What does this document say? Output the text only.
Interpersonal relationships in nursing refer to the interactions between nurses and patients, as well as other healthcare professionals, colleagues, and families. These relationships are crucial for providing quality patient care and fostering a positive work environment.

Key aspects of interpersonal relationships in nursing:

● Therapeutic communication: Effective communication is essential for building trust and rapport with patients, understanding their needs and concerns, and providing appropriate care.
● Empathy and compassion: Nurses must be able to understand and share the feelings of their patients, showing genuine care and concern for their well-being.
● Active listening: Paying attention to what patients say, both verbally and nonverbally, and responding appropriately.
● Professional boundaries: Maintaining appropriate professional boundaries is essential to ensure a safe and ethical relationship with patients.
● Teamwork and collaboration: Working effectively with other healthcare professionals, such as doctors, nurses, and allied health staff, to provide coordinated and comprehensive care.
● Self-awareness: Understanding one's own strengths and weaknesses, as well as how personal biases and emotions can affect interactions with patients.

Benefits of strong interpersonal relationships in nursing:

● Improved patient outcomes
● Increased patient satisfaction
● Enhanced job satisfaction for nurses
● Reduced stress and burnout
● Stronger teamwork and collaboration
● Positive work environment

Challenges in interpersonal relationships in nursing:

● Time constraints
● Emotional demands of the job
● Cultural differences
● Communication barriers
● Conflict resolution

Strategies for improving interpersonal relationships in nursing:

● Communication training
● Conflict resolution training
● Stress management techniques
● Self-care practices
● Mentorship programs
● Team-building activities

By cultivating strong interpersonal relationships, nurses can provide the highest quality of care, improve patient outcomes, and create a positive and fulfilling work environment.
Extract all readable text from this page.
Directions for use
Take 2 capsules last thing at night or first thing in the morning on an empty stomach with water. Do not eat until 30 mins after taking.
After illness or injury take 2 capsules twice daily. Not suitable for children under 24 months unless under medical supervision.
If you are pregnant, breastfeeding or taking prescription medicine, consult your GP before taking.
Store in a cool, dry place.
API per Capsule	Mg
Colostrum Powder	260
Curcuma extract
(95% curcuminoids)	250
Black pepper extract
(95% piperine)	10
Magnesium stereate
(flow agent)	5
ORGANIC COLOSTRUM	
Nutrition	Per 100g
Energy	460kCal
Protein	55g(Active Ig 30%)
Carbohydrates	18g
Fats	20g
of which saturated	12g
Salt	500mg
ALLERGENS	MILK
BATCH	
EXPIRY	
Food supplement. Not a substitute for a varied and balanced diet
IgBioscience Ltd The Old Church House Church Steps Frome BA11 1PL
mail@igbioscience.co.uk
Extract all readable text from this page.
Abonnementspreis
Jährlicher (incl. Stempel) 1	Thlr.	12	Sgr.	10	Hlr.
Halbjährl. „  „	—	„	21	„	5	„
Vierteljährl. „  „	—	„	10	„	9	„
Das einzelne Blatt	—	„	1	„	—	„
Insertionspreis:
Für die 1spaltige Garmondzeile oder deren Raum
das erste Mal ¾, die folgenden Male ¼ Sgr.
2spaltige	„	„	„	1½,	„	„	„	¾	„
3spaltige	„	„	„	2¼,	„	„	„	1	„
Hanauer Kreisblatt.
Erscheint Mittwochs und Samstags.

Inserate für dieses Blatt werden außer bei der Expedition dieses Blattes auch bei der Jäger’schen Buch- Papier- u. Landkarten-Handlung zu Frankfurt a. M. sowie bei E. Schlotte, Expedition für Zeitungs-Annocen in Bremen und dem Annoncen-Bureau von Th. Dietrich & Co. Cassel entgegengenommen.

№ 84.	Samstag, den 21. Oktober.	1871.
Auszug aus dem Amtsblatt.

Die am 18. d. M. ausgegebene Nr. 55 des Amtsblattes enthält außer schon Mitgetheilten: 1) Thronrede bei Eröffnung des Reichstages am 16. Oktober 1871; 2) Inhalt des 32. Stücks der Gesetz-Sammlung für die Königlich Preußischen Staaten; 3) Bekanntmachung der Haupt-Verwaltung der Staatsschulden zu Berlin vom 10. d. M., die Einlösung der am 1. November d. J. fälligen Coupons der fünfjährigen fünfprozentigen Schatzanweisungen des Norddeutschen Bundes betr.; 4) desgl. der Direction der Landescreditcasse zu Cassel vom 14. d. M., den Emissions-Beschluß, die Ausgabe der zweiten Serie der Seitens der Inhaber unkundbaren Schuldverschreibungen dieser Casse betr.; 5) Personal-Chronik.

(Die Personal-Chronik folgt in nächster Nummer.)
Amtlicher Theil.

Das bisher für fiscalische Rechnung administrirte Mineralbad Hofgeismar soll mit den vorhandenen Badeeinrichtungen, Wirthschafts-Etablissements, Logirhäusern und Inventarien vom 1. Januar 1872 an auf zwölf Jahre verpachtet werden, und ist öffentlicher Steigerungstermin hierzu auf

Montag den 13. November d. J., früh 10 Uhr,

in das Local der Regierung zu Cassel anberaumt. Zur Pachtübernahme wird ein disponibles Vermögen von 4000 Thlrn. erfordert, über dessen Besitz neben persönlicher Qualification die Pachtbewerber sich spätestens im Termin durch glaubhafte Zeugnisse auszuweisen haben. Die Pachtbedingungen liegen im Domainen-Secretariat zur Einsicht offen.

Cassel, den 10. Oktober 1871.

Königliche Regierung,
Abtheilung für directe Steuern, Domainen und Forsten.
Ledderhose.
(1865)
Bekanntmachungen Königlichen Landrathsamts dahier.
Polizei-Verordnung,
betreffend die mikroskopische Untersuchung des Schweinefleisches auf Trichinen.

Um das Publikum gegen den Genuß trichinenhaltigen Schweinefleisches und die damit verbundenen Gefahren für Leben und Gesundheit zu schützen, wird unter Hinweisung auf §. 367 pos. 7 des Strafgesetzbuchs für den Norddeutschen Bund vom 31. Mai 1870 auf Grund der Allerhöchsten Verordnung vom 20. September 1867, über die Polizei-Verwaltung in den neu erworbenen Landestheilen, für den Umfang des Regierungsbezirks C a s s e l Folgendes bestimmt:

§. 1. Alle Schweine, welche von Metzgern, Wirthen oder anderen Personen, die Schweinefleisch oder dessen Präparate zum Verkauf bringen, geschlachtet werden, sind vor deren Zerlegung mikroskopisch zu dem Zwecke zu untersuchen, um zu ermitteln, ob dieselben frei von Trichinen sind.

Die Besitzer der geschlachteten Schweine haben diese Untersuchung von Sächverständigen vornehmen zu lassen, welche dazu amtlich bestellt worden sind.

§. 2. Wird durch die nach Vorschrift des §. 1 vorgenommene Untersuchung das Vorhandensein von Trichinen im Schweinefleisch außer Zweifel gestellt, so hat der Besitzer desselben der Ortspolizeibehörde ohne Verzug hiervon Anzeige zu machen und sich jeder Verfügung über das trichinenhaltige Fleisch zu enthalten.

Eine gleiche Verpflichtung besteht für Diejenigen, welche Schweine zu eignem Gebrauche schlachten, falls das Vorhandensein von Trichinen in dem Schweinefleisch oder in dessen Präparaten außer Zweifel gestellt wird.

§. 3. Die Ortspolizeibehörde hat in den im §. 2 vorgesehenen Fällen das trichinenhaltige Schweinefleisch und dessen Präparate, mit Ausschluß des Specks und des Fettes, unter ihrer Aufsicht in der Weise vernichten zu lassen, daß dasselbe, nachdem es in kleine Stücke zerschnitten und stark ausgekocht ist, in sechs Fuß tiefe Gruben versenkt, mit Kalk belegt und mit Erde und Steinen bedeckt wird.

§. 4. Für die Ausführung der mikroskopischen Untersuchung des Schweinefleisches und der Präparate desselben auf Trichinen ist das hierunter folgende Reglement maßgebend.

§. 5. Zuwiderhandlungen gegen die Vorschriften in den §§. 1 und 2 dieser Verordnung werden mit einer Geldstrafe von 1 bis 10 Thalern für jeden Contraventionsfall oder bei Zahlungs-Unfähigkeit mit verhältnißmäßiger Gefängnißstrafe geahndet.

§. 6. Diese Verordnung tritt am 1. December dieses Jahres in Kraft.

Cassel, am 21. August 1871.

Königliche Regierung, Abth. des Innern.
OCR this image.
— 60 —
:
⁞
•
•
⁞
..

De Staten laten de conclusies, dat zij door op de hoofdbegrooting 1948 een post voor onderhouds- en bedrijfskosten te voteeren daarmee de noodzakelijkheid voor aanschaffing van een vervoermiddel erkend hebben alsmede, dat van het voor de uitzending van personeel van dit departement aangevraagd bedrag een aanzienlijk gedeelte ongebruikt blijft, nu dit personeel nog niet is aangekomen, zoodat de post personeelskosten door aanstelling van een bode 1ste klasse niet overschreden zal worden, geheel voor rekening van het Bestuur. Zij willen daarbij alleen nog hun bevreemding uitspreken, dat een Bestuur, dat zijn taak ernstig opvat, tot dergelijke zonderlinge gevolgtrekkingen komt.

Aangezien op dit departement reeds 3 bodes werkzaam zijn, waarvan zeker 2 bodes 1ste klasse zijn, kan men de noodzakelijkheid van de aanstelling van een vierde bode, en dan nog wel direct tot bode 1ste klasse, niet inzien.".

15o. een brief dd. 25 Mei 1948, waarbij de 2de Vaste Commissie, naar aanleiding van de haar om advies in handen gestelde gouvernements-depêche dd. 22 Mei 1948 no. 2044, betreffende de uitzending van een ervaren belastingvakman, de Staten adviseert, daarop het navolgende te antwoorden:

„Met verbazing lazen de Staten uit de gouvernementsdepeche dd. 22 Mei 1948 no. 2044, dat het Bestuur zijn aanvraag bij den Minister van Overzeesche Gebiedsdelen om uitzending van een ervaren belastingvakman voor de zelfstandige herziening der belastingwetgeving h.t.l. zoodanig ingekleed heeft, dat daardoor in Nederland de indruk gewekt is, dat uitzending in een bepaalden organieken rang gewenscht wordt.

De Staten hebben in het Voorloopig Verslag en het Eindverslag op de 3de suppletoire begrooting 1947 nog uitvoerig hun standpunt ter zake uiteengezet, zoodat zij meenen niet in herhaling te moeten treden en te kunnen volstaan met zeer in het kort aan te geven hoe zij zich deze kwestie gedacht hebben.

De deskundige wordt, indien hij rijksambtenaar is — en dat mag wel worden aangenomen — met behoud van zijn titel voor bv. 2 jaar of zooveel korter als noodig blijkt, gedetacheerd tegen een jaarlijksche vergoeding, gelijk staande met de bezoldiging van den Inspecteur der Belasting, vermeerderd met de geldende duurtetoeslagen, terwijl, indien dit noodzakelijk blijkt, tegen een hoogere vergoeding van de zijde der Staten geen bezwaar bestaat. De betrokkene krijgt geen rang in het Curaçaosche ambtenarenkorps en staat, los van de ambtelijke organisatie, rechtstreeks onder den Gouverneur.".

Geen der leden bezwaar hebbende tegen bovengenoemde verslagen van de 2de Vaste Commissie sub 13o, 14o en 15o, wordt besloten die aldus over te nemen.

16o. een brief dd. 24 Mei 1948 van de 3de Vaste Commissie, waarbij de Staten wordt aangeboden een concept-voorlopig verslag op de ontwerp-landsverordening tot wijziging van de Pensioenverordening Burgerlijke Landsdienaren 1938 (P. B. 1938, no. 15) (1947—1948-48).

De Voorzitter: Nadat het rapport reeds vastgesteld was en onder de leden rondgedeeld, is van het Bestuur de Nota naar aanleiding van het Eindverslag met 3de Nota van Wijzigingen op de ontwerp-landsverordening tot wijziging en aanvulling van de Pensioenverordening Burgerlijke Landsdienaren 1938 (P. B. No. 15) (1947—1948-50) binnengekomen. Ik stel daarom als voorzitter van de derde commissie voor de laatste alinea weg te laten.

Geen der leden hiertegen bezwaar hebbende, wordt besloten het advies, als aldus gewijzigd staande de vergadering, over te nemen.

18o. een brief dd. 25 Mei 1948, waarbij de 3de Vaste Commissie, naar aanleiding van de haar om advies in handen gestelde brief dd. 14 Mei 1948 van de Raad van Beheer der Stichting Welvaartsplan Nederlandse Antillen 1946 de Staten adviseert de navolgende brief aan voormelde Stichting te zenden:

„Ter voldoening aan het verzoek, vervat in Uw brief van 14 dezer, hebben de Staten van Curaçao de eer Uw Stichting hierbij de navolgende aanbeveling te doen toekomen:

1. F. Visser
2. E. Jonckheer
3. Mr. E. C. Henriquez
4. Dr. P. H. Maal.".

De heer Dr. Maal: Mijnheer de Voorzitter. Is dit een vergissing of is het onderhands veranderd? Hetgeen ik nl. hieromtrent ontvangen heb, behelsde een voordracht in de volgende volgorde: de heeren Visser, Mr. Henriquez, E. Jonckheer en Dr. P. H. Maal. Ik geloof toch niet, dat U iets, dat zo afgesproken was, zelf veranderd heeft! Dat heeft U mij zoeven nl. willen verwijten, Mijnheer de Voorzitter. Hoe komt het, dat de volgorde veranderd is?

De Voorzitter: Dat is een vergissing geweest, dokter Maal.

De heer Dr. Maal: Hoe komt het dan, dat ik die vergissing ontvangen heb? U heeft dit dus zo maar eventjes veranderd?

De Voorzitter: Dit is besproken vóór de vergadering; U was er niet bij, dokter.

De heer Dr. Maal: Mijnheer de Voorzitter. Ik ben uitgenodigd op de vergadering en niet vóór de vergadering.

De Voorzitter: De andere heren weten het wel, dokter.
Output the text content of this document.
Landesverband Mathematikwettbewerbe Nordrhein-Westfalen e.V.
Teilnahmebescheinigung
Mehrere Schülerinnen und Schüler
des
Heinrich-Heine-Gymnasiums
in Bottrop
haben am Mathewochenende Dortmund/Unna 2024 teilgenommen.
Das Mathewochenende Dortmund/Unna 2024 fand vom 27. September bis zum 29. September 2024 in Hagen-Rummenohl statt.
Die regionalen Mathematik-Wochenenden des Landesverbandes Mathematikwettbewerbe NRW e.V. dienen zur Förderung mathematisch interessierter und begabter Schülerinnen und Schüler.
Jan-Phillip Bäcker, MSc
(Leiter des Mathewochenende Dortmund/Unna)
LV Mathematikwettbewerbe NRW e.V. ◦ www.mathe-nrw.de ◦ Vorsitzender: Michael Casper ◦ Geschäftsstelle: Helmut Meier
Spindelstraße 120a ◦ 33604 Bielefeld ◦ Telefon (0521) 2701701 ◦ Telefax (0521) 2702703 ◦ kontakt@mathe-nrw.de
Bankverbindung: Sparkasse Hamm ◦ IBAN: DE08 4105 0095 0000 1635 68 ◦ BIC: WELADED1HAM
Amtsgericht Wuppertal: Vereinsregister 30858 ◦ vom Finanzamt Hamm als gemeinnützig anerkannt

* **Task statement**
Among the entries above, find every line holding "Chronik" and copy it.

* **Solution**
Die am 18. d. M. ausgegebene Nr. 55 des Amtsblattes enthält außer schon Mitgetheilten: 1) Thronrede bei Eröffnung des Reichstages am 16. Oktober 1871; 2) Inhalt des 32. Stücks der Gesetz-Sammlung für die Königlich Preußischen Staaten; 3) Bekanntmachung der Haupt-Verwaltung der Staatsschulden zu Berlin vom 10. d. M., die Einlösung der am 1. November d. J. fälligen Coupons der fünfjährigen fünfprozentigen Schatzanweisungen des Norddeutschen Bundes betr.; 4) desgl. der Direction der Landescreditcasse zu Cassel vom 14. d. M., den Emissions-Beschluß, die Ausgabe der zweiten Serie der Seitens der Inhaber unkundbaren Schuldverschreibungen dieser Casse betr.; 5) Personal-Chronik.
(Die Personal-Chronik folgt in nächster Nummer.)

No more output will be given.